Provide the records once more, identical to the original.
_ _ _
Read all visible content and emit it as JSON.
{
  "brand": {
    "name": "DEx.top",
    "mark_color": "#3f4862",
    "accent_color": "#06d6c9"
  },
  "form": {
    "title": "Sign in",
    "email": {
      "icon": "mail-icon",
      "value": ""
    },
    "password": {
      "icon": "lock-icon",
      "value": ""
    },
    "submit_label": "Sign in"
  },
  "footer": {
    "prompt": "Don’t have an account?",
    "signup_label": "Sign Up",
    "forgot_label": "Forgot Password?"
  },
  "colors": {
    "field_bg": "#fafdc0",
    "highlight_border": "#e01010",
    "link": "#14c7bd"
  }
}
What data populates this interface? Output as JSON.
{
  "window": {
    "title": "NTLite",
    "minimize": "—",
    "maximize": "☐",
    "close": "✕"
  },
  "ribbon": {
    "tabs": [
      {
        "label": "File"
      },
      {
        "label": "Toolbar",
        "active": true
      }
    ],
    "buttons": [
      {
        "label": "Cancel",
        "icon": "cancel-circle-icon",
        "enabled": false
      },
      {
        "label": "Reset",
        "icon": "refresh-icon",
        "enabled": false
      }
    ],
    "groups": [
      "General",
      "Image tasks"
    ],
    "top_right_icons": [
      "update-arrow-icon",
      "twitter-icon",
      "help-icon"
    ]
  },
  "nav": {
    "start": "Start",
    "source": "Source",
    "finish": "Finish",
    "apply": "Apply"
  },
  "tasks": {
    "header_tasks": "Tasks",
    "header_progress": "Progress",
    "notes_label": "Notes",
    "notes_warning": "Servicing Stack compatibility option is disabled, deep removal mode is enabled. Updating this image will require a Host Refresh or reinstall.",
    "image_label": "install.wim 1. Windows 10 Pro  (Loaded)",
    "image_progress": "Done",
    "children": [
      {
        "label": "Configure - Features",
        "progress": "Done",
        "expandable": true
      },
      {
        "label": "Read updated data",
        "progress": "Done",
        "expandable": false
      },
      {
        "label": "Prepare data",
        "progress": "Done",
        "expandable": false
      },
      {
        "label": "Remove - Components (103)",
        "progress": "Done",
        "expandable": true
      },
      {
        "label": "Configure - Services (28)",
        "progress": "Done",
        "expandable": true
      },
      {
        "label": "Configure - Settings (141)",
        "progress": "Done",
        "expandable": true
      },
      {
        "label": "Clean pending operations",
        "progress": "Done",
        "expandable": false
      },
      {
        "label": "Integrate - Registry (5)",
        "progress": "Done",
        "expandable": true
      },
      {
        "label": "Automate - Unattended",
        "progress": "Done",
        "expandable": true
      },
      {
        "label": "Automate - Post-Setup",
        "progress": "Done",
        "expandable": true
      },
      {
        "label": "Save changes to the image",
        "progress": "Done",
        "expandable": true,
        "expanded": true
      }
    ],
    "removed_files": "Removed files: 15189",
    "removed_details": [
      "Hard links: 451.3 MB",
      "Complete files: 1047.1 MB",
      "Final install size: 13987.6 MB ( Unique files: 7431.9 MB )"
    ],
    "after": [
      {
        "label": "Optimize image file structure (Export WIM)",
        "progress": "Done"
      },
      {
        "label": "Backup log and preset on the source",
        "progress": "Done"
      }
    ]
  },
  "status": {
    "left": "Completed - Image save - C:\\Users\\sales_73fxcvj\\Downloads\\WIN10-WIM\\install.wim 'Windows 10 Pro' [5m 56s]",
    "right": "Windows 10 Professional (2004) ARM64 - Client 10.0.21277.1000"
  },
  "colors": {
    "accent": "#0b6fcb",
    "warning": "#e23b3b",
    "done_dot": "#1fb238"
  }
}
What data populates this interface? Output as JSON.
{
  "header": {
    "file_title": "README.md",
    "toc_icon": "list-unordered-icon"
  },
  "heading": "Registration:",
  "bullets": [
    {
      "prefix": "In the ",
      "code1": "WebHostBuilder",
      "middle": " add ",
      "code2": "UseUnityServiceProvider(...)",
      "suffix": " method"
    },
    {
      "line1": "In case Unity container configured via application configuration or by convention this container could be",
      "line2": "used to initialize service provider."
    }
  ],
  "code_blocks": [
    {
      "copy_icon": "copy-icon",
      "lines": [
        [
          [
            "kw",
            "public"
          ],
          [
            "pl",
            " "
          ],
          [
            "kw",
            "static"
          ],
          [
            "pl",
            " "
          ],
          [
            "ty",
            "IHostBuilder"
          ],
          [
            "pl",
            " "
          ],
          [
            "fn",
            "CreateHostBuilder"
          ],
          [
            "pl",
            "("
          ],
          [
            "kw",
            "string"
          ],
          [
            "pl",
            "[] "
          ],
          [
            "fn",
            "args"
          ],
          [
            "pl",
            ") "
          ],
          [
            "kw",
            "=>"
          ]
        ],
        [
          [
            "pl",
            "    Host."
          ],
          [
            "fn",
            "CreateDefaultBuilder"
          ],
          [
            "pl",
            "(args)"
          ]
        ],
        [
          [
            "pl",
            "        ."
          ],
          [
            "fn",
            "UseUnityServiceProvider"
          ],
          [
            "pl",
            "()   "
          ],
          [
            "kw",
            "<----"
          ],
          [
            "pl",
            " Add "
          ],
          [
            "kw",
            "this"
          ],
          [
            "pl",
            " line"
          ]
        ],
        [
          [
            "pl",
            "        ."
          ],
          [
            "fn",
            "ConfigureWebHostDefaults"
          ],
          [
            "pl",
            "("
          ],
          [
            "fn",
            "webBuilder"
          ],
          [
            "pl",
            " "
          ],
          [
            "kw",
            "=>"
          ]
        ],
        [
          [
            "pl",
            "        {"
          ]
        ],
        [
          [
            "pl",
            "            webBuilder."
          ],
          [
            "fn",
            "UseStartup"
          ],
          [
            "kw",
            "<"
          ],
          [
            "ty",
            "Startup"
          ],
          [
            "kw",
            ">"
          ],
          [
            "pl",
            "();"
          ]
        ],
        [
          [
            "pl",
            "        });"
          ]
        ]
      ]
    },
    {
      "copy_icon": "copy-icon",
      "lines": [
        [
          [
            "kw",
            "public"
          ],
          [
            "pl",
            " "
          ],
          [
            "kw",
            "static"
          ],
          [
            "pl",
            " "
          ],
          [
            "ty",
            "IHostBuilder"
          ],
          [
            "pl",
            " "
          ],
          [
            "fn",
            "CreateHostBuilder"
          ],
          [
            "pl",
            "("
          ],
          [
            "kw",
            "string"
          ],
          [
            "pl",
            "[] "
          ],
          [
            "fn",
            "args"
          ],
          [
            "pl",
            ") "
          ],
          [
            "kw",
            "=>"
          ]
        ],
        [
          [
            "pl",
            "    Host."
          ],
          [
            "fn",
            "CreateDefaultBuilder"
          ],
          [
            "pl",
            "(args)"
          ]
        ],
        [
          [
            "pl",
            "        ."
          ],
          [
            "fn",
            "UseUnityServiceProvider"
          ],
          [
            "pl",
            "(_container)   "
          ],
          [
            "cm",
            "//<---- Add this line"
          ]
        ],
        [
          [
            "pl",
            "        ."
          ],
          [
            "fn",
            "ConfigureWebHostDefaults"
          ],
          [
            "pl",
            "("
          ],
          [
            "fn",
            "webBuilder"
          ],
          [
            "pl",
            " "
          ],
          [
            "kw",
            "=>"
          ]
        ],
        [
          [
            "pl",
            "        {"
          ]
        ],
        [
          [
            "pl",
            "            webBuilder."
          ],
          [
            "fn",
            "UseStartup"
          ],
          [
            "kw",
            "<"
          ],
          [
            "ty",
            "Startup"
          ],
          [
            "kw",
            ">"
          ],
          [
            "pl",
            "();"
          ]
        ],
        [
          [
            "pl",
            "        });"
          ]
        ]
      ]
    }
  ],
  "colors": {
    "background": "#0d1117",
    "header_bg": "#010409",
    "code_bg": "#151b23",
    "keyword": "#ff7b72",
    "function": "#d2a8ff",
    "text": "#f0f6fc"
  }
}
_ _ _
#### [EXERCISE OUTPUT]
Read all visible content and emit it as JSON.
{
  "brand": {
    "name": "DEx.top",
    "mark_color": "#3f4862",
    "accent_color": "#06d6c9"
  },
  "form": {
    "title": "Sign in",
    "email": {
      "icon": "mail-icon",
      "value": ""
    },
    "password": {
      "icon": "lock-icon",
      "value": ""
    },
    "submit_label": "Sign in"
  },
  "footer": {
    "prompt": "Don’t have an account?",
    "signup_label": "Sign Up",
    "forgot_label": "Forgot Password?"
  },
  "colors": {
    "field_bg": "#fafdc0",
    "highlight_border": "#e01010",
    "link": "#14c7bd"
  }
}
What data populates this interface? Output as JSON.
{
  "window": {
    "title": "NTLite",
    "minimize": "—",
    "maximize": "☐",
    "close": "✕"
  },
  "ribbon": {
    "tabs": [
      {
        "label": "File"
      },
      {
        "label": "Toolbar",
        "active": true
      }
    ],
    "buttons": [
      {
        "label": "Cancel",
        "icon": "cancel-circle-icon",
        "enabled": false
      },
      {
        "label": "Reset",
        "icon": "refresh-icon",
        "enabled": false
      }
    ],
    "groups": [
      "General",
      "Image tasks"
    ],
    "top_right_icons": [
      "update-arrow-icon",
      "twitter-icon",
      "help-icon"
    ]
  },
  "nav": {
    "start": "Start",
    "source": "Source",
    "finish": "Finish",
    "apply": "Apply"
  },
  "tasks": {
    "header_tasks": "Tasks",
    "header_progress": "Progress",
    "notes_label": "Notes",
    "notes_warning": "Servicing Stack compatibility option is disabled, deep removal mode is enabled. Updating this image will require a Host Refresh or reinstall.",
    "image_label": "install.wim 1. Windows 10 Pro  (Loaded)",
    "image_progress": "Done",
    "children": [
      {
        "label": "Configure - Features",
        "progress": "Done",
        "expandable": true
      },
      {
        "label": "Read updated data",
        "progress": "Done",
        "expandable": false
      },
      {
        "label": "Prepare data",
        "progress": "Done",
        "expandable": false
      },
      {
        "label": "Remove - Components (103)",
        "progress": "Done",
        "expandable": true
      },
      {
        "label": "Configure - Services (28)",
        "progress": "Done",
        "expandable": true
      },
      {
        "label": "Configure - Settings (141)",
        "progress": "Done",
        "expandable": true
      },
      {
        "label": "Clean pending operations",
        "progress": "Done",
        "expandable": false
      },
      {
        "label": "Integrate - Registry (5)",
        "progress": "Done",
        "expandable": true
      },
      {
        "label": "Automate - Unattended",
        "progress": "Done",
        "expandable": true
      },
      {
        "label": "Automate - Post-Setup",
        "progress": "Done",
        "expandable": true
      },
      {
        "label": "Save changes to the image",
        "progress": "Done",
        "expandable": true,
        "expanded": true
      }
    ],
    "removed_files": "Removed files: 15189",
    "removed_details": [
      "Hard links: 451.3 MB",
      "Complete files: 1047.1 MB",
      "Final install size: 13987.6 MB ( Unique files: 7431.9 MB )"
    ],
    "after": [
      {
        "label": "Optimize image file structure (Export WIM)",
        "progress": "Done"
      },
      {
        "label": "Backup log and preset on the source",
        "progress": "Done"
      }
    ]
  },
  "status": {
    "left": "Completed - Image save - C:\\Users\\sales_73fxcvj\\Downloads\\WIN10-WIM\\install.wim 'Windows 10 Pro' [5m 56s]",
    "right": "Windows 10 Professional (2004) ARM64 - Client 10.0.21277.1000"
  },
  "colors": {
    "accent": "#0b6fcb",
    "warning": "#e23b3b",
    "done_dot": "#1fb238"
  }
}
What data populates this interface? Output as JSON.
{
  "header": {
    "file_title": "README.md",
    "toc_icon": "list-unordered-icon"
  },
  "heading": "Registration:",
  "bullets": [
    {
      "prefix": "In the ",
      "code1": "WebHostBuilder",
      "middle": " add ",
      "code2": "UseUnityServiceProvider(...)",
      "suffix": " method"
    },
    {
      "line1": "In case Unity container configured via application configuration or by convention this container could be",
      "line2": "used to initialize service provider."
    }
  ],
  "code_blocks": [
    {
      "copy_icon": "copy-icon",
      "lines": [
        [
          [
            "kw",
            "public"
          ],
          [
            "pl",
            " "
          ],
          [
            "kw",
            "static"
          ],
          [
            "pl",
            " "
          ],
          [
            "ty",
            "IHostBuilder"
          ],
          [
            "pl",
            " "
          ],
          [
            "fn",
            "CreateHostBuilder"
          ],
          [
            "pl",
            "("
          ],
          [
            "kw",
            "string"
          ],
          [
            "pl",
            "[] "
          ],
          [
            "fn",
            "args"
          ],
          [
            "pl",
            ") "
          ],
          [
            "kw",
            "=>"
          ]
        ],
        [
          [
            "pl",
            "    Host."
          ],
          [
            "fn",
            "CreateDefaultBuilder"
          ],
          [
            "pl",
            "(args)"
          ]
        ],
        [
          [
            "pl",
            "        ."
          ],
          [
            "fn",
            "UseUnityServiceProvider"
          ],
          [
            "pl",
            "()   "
          ],
          [
            "kw",
            "<----"
          ],
          [
            "pl",
            " Add "
          ],
          [
            "kw",
            "this"
          ],
          [
            "pl",
            " line"
          ]
        ],
        [
          [
            "pl",
            "        ."
          ],
          [
            "fn",
            "ConfigureWebHostDefaults"
          ],
          [
            "pl",
            "("
          ],
          [
            "fn",
            "webBuilder"
          ],
          [
            "pl",
            " "
          ],
          [
            "kw",
            "=>"
          ]
        ],
        [
          [
            "pl",
            "        {"
          ]
        ],
        [
          [
            "pl",
            "            webBuilder."
          ],
          [
            "fn",
            "UseStartup"
          ],
          [
            "kw",
            "<"
          ],
          [
            "ty",
            "Startup"
          ],
          [
            "kw",
            ">"
          ],
          [
            "pl",
            "();"
          ]
        ],
        [
          [
            "pl",
            "        });"
          ]
        ]
      ]
    },
    {
      "copy_icon": "copy-icon",
      "lines": [
        [
          [
            "kw",
            "public"
          ],
          [
            "pl",
            " "
          ],
          [
            "kw",
            "static"
          ],
          [
            "pl",
            " "
          ],
          [
            "ty",
            "IHostBuilder"
          ],
          [
            "pl",
            " "
          ],
          [
            "fn",
            "CreateHostBuilder"
          ],
          [
            "pl",
            "("
          ],
          [
            "kw",
            "string"
          ],
          [
            "pl",
            "[] "
          ],
          [
            "fn",
            "args"
          ],
          [
            "pl",
            ") "
          ],
          [
            "kw",
            "=>"
          ]
        ],
        [
          [
            "pl",
            "    Host."
          ],
          [
            "fn",
            "CreateDefaultBuilder"
          ],
          [
            "pl",
            "(args)"
          ]
        ],
        [
          [
            "pl",
            "        ."
          ],
          [
            "fn",
            "UseUnityServiceProvider"
          ],
          [
            "pl",
            "(_container)   "
          ],
          [
            "cm",
            "//<---- Add this line"
          ]
        ],
        [
          [
            "pl",
            "        ."
          ],
          [
            "fn",
            "ConfigureWebHostDefaults"
          ],
          [
            "pl",
            "("
          ],
          [
            "fn",
            "webBuilder"
          ],
          [
            "pl",
            " "
          ],
          [
            "kw",
            "=>"
          ]
        ],
        [
          [
            "pl",
            "        {"
          ]
        ],
        [
          [
            "pl",
            "            webBuilder."
          ],
          [
            "fn",
            "UseStartup"
          ],
          [
            "kw",
            "<"
          ],
          [
            "ty",
            "Startup"
          ],
          [
            "kw",
            ">"
          ],
          [
            "pl",
            "();"
          ]
        ],
        [
          [
            "pl",
            "        });"
          ]
        ]
      ]
    }
  ],
  "colors": {
    "background": "#0d1117",
    "header_bg": "#010409",
    "code_bg": "#151b23",
    "keyword": "#ff7b72",
    "function": "#d2a8ff",
    "text": "#f0f6fc"
  }
}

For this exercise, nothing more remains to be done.